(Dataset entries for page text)
== Segment start ==
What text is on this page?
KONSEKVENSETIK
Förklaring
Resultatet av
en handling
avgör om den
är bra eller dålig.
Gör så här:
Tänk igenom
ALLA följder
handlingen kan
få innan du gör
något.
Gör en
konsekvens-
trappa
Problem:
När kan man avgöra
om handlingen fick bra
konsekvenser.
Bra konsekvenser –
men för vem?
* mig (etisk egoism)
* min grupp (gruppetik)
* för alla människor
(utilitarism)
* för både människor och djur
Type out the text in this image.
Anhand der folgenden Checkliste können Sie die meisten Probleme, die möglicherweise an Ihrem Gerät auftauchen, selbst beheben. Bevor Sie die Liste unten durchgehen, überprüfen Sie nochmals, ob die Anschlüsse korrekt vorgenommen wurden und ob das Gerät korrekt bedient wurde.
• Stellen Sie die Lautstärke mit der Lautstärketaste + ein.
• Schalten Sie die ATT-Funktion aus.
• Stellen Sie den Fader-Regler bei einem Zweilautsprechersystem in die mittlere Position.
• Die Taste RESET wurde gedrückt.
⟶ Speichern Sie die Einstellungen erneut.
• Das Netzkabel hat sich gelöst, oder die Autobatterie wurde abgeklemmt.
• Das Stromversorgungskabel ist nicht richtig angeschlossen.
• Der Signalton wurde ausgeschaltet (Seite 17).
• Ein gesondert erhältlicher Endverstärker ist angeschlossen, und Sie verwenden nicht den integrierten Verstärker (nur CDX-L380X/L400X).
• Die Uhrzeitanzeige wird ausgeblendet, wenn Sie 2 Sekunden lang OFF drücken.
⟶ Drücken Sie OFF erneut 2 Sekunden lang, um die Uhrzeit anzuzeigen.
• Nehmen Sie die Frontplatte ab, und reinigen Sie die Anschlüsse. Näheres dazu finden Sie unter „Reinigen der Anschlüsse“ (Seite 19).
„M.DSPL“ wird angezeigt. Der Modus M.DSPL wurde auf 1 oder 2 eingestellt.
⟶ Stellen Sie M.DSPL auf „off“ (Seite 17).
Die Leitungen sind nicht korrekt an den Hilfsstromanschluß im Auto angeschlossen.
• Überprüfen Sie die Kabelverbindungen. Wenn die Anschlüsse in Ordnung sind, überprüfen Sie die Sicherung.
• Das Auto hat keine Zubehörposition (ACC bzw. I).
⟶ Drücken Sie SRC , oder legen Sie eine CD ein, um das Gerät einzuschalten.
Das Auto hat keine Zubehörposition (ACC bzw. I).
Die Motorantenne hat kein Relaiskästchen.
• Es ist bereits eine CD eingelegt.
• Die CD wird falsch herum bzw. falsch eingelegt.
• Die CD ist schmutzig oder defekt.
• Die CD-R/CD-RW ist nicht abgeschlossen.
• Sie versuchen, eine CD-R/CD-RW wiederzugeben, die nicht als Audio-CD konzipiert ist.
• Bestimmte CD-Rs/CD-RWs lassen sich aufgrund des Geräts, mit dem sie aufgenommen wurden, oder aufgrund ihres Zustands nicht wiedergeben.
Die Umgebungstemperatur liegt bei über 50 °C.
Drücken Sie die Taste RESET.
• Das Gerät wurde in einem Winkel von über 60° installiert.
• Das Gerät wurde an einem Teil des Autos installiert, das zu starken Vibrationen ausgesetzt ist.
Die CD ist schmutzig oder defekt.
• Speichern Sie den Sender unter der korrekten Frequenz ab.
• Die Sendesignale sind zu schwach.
== Segment end ==
### Work order
Retype the data. Every line must match the original exactly.

### Written solution
What text is on this page?
KONSEKVENSETIK
Förklaring
Resultatet av
en handling
avgör om den
är bra eller dålig.
Gör så här:
Tänk igenom
ALLA följder
handlingen kan
få innan du gör
något.
Gör en
konsekvens-
trappa
Problem:
När kan man avgöra
om handlingen fick bra
konsekvenser.
Bra konsekvenser –
men för vem?
* mig (etisk egoism)
* min grupp (gruppetik)
* för alla människor
(utilitarism)
* för både människor och djur
Type out the text in this image.
Anhand der folgenden Checkliste können Sie die meisten Probleme, die möglicherweise an Ihrem Gerät auftauchen, selbst beheben. Bevor Sie die Liste unten durchgehen, überprüfen Sie nochmals, ob die Anschlüsse korrekt vorgenommen wurden und ob das Gerät korrekt bedient wurde.
• Stellen Sie die Lautstärke mit der Lautstärketaste + ein.
• Schalten Sie die ATT-Funktion aus.
• Stellen Sie den Fader-Regler bei einem Zweilautsprechersystem in die mittlere Position.
• Die Taste RESET wurde gedrückt.
⟶ Speichern Sie die Einstellungen erneut.
• Das Netzkabel hat sich gelöst, oder die Autobatterie wurde abgeklemmt.
• Das Stromversorgungskabel ist nicht richtig angeschlossen.
• Der Signalton wurde ausgeschaltet (Seite 17).
• Ein gesondert erhältlicher Endverstärker ist angeschlossen, und Sie verwenden nicht den integrierten Verstärker (nur CDX-L380X/L400X).
• Die Uhrzeitanzeige wird ausgeblendet, wenn Sie 2 Sekunden lang OFF drücken.
⟶ Drücken Sie OFF erneut 2 Sekunden lang, um die Uhrzeit anzuzeigen.
• Nehmen Sie die Frontplatte ab, und reinigen Sie die Anschlüsse. Näheres dazu finden Sie unter „Reinigen der Anschlüsse“ (Seite 19).
„M.DSPL“ wird angezeigt. Der Modus M.DSPL wurde auf 1 oder 2 eingestellt.
⟶ Stellen Sie M.DSPL auf „off“ (Seite 17).
Die Leitungen sind nicht korrekt an den Hilfsstromanschluß im Auto angeschlossen.
• Überprüfen Sie die Kabelverbindungen. Wenn die Anschlüsse in Ordnung sind, überprüfen Sie die Sicherung.
• Das Auto hat keine Zubehörposition (ACC bzw. I).
⟶ Drücken Sie SRC , oder legen Sie eine CD ein, um das Gerät einzuschalten.
Das Auto hat keine Zubehörposition (ACC bzw. I).
Die Motorantenne hat kein Relaiskästchen.
• Es ist bereits eine CD eingelegt.
• Die CD wird falsch herum bzw. falsch eingelegt.
• Die CD ist schmutzig oder defekt.
• Die CD-R/CD-RW ist nicht abgeschlossen.
• Sie versuchen, eine CD-R/CD-RW wiederzugeben, die nicht als Audio-CD konzipiert ist.
• Bestimmte CD-Rs/CD-RWs lassen sich aufgrund des Geräts, mit dem sie aufgenommen wurden, oder aufgrund ihres Zustands nicht wiedergeben.
Die Umgebungstemperatur liegt bei über 50 °C.
Drücken Sie die Taste RESET.
• Das Gerät wurde in einem Winkel von über 60° installiert.
• Das Gerät wurde an einem Teil des Autos installiert, das zu starken Vibrationen ausgesetzt ist.
Die CD ist schmutzig oder defekt.
• Speichern Sie den Sender unter der korrekten Frequenz ab.
• Die Sendesignale sind zu schwach.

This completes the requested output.